* 出典文書:
あとこれはすべてのロフトに共通している点ですが、リーディングエッジ側のソールに削りが入っています。これによって、ライが悪くてもボールの下にしっかりと刃が入っていくので、抜けが良く、狙った距離を正確に打っていける。小さな工夫ですが大きな効果がありますね。

リーディングエッジ(向かって左)側のソールが削られていることで、ライが少々悪くてもボールの下にしっかりとヘッドが入っていく
46度のラフからの性能に惚れた
最近は男子プロを中心に、アイアンのPWを抜いて、46度、48度といったウェッジを入れる選手が多い。ボーケイ フォージドにももちろんラインナップされている。その使い心地もチェックした。
――最後に使用する選手が増えている46度を試していただきます。ちなみにプロは46度を使っていますか?

* 課題内容:
ボーケイ フォージドのウェッジ試打を扱った本文を、最後の文の後から書き継いでください。

データファイルの一部
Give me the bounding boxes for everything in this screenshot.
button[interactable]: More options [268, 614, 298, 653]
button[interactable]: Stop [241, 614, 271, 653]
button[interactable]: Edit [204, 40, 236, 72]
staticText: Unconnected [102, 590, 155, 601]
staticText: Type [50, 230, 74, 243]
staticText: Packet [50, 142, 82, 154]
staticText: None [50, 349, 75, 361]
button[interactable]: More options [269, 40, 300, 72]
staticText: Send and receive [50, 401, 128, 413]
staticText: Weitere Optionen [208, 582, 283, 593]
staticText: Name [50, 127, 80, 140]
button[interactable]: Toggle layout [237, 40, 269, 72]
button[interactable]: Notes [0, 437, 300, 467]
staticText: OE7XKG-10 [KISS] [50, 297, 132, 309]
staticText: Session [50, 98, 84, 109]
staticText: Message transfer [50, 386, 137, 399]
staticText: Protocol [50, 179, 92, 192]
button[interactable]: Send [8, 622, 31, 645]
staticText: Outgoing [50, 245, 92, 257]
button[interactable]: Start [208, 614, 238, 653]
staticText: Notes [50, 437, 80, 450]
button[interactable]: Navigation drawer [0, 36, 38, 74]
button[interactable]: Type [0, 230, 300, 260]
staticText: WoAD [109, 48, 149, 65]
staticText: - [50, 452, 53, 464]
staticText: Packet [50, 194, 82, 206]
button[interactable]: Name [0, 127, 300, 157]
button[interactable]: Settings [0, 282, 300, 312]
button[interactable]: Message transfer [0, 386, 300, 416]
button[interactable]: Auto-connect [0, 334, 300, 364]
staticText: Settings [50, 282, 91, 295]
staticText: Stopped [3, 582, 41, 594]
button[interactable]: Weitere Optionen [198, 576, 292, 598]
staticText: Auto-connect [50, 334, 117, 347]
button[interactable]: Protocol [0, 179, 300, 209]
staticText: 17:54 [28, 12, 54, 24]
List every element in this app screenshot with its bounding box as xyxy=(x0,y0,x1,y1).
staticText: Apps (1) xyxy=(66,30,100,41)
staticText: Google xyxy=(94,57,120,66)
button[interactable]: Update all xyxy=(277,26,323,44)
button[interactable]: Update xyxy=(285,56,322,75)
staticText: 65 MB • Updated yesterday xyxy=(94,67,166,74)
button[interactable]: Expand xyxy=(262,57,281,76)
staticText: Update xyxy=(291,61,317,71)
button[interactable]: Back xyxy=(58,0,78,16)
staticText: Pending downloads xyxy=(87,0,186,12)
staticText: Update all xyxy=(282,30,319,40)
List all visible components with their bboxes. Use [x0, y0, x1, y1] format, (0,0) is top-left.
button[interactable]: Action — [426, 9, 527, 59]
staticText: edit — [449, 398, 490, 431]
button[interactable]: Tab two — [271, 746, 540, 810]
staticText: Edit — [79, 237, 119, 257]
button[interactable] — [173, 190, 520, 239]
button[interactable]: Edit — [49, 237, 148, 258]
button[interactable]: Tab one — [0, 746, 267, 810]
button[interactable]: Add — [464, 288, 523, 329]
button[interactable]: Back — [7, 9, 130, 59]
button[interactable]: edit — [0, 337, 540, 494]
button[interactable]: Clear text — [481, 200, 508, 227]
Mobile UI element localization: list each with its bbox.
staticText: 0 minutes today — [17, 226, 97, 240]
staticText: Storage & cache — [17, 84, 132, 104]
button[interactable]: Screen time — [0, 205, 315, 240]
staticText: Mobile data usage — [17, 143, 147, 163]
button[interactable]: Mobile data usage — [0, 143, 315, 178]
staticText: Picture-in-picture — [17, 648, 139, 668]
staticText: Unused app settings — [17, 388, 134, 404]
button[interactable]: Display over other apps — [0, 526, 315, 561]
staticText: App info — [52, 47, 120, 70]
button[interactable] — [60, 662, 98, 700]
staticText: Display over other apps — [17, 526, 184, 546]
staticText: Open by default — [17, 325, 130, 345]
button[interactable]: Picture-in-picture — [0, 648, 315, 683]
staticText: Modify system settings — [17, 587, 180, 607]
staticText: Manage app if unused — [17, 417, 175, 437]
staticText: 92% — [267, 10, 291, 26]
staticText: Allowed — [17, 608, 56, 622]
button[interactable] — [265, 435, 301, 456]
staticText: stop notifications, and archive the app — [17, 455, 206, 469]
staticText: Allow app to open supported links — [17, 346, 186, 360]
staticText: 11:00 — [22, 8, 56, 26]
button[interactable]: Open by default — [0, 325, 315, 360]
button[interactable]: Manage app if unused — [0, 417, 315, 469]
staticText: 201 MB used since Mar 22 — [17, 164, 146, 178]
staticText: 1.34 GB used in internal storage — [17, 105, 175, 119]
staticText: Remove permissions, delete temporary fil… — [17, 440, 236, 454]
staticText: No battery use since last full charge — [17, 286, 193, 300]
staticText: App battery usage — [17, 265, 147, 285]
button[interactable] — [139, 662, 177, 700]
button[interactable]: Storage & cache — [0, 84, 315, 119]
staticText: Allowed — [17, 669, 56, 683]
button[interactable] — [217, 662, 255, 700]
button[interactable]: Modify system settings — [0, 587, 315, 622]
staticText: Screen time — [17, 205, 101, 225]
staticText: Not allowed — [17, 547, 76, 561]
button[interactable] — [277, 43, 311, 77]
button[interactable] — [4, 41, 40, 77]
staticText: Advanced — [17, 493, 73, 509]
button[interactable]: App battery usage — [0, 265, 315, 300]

* 処理結果:
岩﨑 私はアイアンのPW派ですが、この46度はリーディングエッジのスクエア感が強いので、アイアンからの流れを感じて違和感が少ない。フェアウェイから打ってみると、アイアンよりもゆっくり飛ぶ雰囲気。アイアンのPWはショット感覚、ウェッジの46度はアプローチ感覚、そんな違いがあります。
――ラフからも試していただきましょう。

短い番手かつラフという引っかかりやすい状況でも、46度のウェッジならそのミスを抑えれるという
岩﨑 46度のウェッジ、ラフからすごくいいですね! アイアンと比べた時に一番の違いは、抜けの良さ。芝の中をスパッと抜けていくので、引っかける心配がありません。ですので、ラフからでもターゲットに対してラインを出していけます。アイアンとは違う溝や重心の効果もあるんでしょう、飛んだり飛ばなかったりという距離の誤差も極めて少ない。このラフからの性能を考えると、PWの代わりに入れる選手が多いのもうなずけます。
試打の結果、「46度・F」、「52度・M」、「58度・B」がとても気に入ったという岩﨑プロ。
1打にこだわるゴルファーなら、日本専用設計の『ボーケイ フォージド』の他とは違う性能を一度試してみて損はないだろう。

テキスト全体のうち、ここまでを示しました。